▶ [Task instructions]
Write out the entire listing below exactly, with the pictures left out.

▶ [Data to use]
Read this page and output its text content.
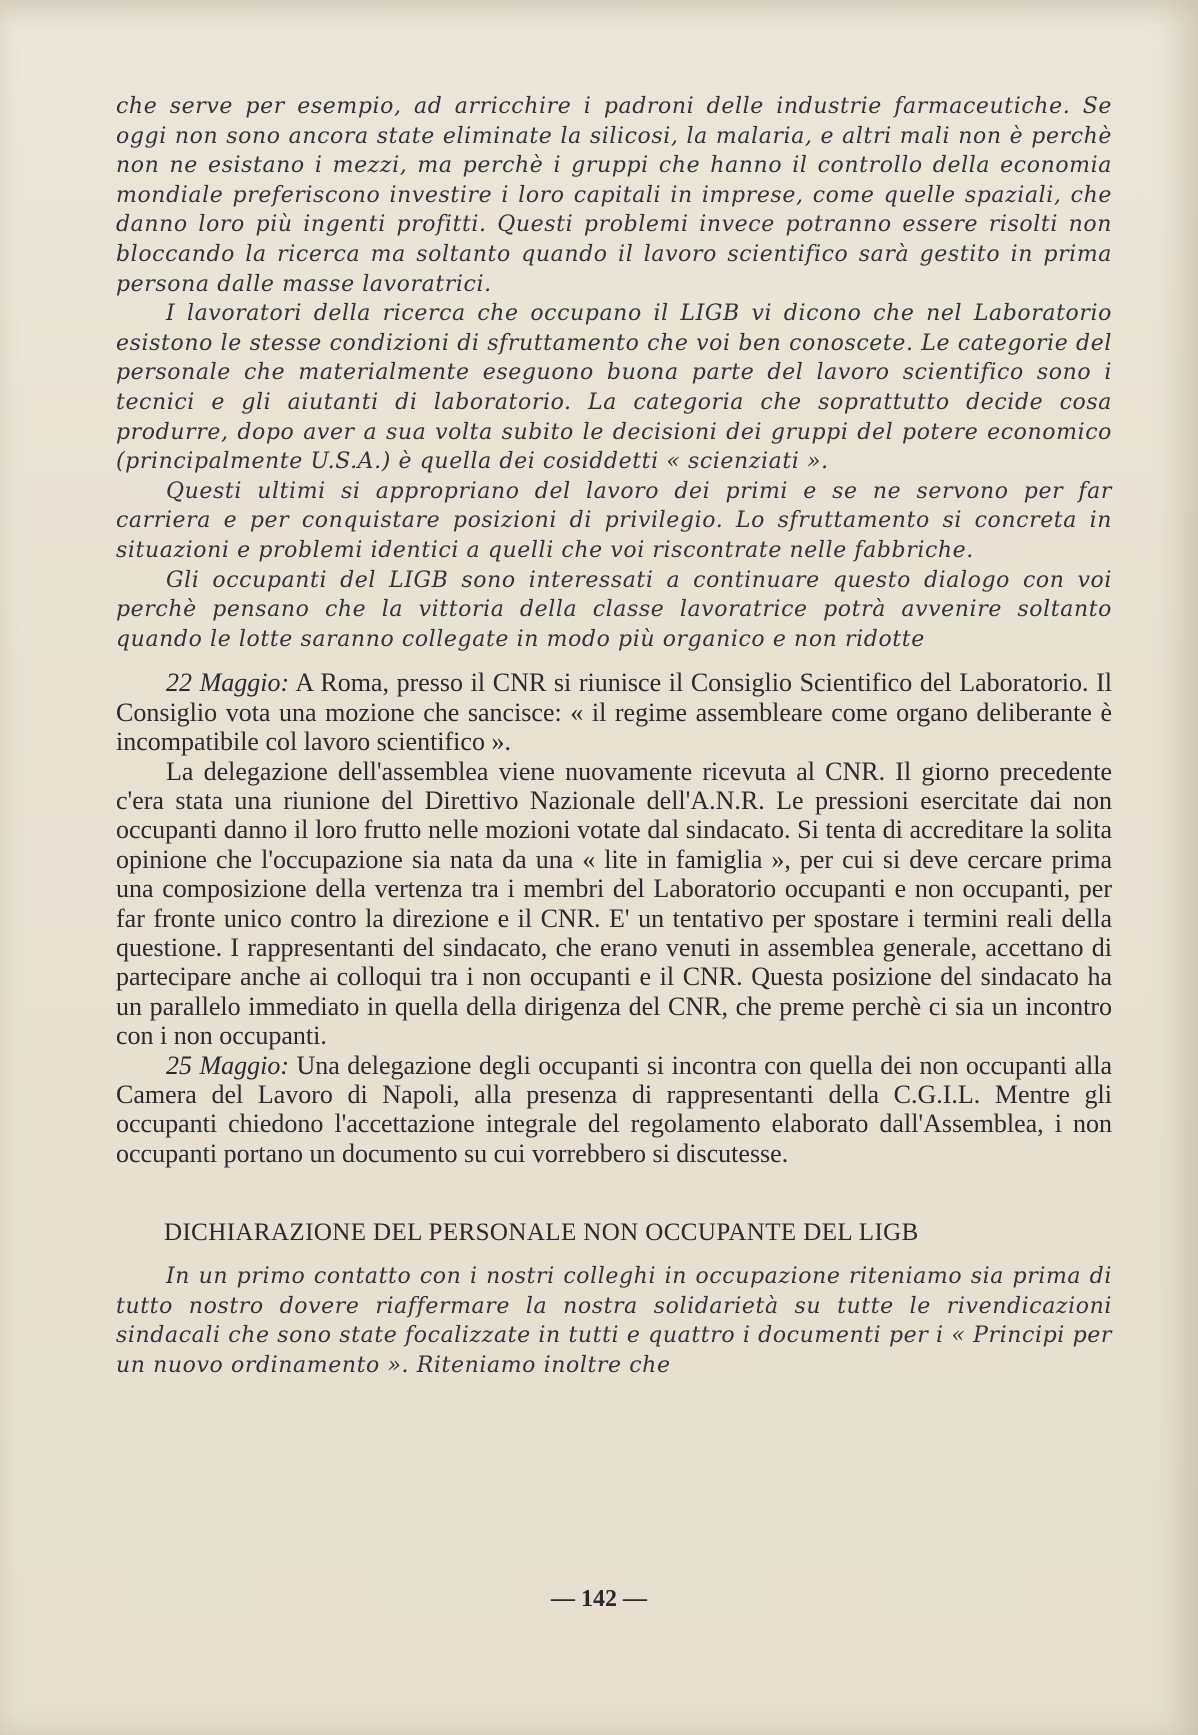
che serve per esempio, ad arricchire i padroni delle industrie farmaceutiche. Se oggi non sono ancora state eliminate la silicosi, la malaria, e altri mali non è perchè non ne esistano i mezzi, ma perchè i gruppi che hanno il controllo della economia mondiale preferiscono investire i loro capitali in imprese, come quelle spaziali, che danno loro più ingenti profitti. Questi problemi invece potranno essere risolti non bloccando la ricerca ma soltanto quando il lavoro scientifico sarà gestito in prima persona dalle masse lavoratrici.

I lavoratori della ricerca che occupano il LIGB vi dicono che nel Laboratorio esistono le stesse condizioni di sfruttamento che voi ben conoscete. Le categorie del personale che materialmente eseguono buona parte del lavoro scientifico sono i tecnici e gli aiutanti di laboratorio. La categoria che soprattutto decide cosa produrre, dopo aver a sua volta subito le decisioni dei gruppi del potere economico (principalmente U.S.A.) è quella dei cosiddetti « scienziati ».

Questi ultimi si appropriano del lavoro dei primi e se ne servono per far carriera e per conquistare posizioni di privilegio. Lo sfruttamento si concreta in situazioni e problemi identici a quelli che voi riscontrate nelle fabbriche.

Gli occupanti del LIGB sono interessati a continuare questo dialogo con voi perchè pensano che la vittoria della classe lavoratrice potrà avvenire soltanto quando le lotte saranno collegate in modo più organico e non ridotte

22 Maggio: A Roma, presso il CNR si riunisce il Consiglio Scientifico del Laboratorio. Il Consiglio vota una mozione che sancisce: « il regime assembleare come organo deliberante è incompatibile col lavoro scientifico ».

La delegazione dell'assemblea viene nuovamente ricevuta al CNR. Il giorno precedente c'era stata una riunione del Direttivo Nazionale dell'A.N.R. Le pressioni esercitate dai non occupanti danno il loro frutto nelle mozioni votate dal sindacato. Si tenta di accreditare la solita opinione che l'occupazione sia nata da una « lite in famiglia », per cui si deve cercare prima una composizione della vertenza tra i membri del Laboratorio occupanti e non occupanti, per far fronte unico contro la direzione e il CNR. E' un tentativo per spostare i termini reali della questione. I rappresentanti del sindacato, che erano venuti in assemblea generale, accettano di partecipare anche ai colloqui tra i non occupanti e il CNR. Questa posizione del sindacato ha un parallelo immediato in quella della dirigenza del CNR, che preme perchè ci sia un incontro con i non occupanti.

25 Maggio: Una delegazione degli occupanti si incontra con quella dei non occupanti alla Camera del Lavoro di Napoli, alla presenza di rappresentanti della C.G.I.L. Mentre gli occupanti chiedono l'accettazione integrale del regolamento elaborato dall'Assemblea, i non occupanti portano un documento su cui vorrebbero si discutesse.

DICHIARAZIONE DEL PERSONALE NON OCCUPANTE DEL LIGB

In un primo contatto con i nostri colleghi in occupazione riteniamo sia prima di tutto nostro dovere riaffermare la nostra solidarietà su tutte le rivendicazioni sindacali che sono state focalizzate in tutti e quattro i documenti per i « Principi per un nuovo ordinamento ». Riteniamo inoltre che

— 142 —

▶ [Full response]
Read this page and output its text content.
che serve per esempio, ad arricchire i padroni delle industrie farmaceutiche. Se oggi non sono ancora state eliminate la silicosi, la malaria, e altri mali non è perchè non ne esistano i mezzi, ma perchè i gruppi che hanno il controllo della economia mondiale preferiscono investire i loro capitali in imprese, come quelle spaziali, che danno loro più ingenti profitti. Questi problemi invece potranno essere risolti non bloccando la ricerca ma soltanto quando il lavoro scientifico sarà gestito in prima persona dalle masse lavoratrici.

I lavoratori della ricerca che occupano il LIGB vi dicono che nel Laboratorio esistono le stesse condizioni di sfruttamento che voi ben conoscete. Le categorie del personale che materialmente eseguono buona parte del lavoro scientifico sono i tecnici e gli aiutanti di laboratorio. La categoria che soprattutto decide cosa produrre, dopo aver a sua volta subito le decisioni dei gruppi del potere economico (principalmente U.S.A.) è quella dei cosiddetti « scienziati ».

Questi ultimi si appropriano del lavoro dei primi e se ne servono per far carriera e per conquistare posizioni di privilegio. Lo sfruttamento si concreta in situazioni e problemi identici a quelli che voi riscontrate nelle fabbriche.

Gli occupanti del LIGB sono interessati a continuare questo dialogo con voi perchè pensano che la vittoria della classe lavoratrice potrà avvenire soltanto quando le lotte saranno collegate in modo più organico e non ridotte

22 Maggio: A Roma, presso il CNR si riunisce il Consiglio Scientifico del Laboratorio. Il Consiglio vota una mozione che sancisce: « il regime assembleare come organo deliberante è incompatibile col lavoro scientifico ».

La delegazione dell'assemblea viene nuovamente ricevuta al CNR. Il giorno precedente c'era stata una riunione del Direttivo Nazionale dell'A.N.R. Le pressioni esercitate dai non occupanti danno il loro frutto nelle mozioni votate dal sindacato. Si tenta di accreditare la solita opinione che l'occupazione sia nata da una « lite in famiglia », per cui si deve cercare prima una composizione della vertenza tra i membri del Laboratorio occupanti e non occupanti, per far fronte unico contro la direzione e il CNR. E' un tentativo per spostare i termini reali della questione. I rappresentanti del sindacato, che erano venuti in assemblea generale, accettano di partecipare anche ai colloqui tra i non occupanti e il CNR. Questa posizione del sindacato ha un parallelo immediato in quella della dirigenza del CNR, che preme perchè ci sia un incontro con i non occupanti.

25 Maggio: Una delegazione degli occupanti si incontra con quella dei non occupanti alla Camera del Lavoro di Napoli, alla presenza di rappresentanti della C.G.I.L. Mentre gli occupanti chiedono l'accettazione integrale del regolamento elaborato dall'Assemblea, i non occupanti portano un documento su cui vorrebbero si discutesse.

DICHIARAZIONE DEL PERSONALE NON OCCUPANTE DEL LIGB

In un primo contatto con i nostri colleghi in occupazione riteniamo sia prima di tutto nostro dovere riaffermare la nostra solidarietà su tutte le rivendicazioni sindacali che sono state focalizzate in tutti e quattro i documenti per i « Principi per un nuovo ordinamento ». Riteniamo inoltre che

— 142 —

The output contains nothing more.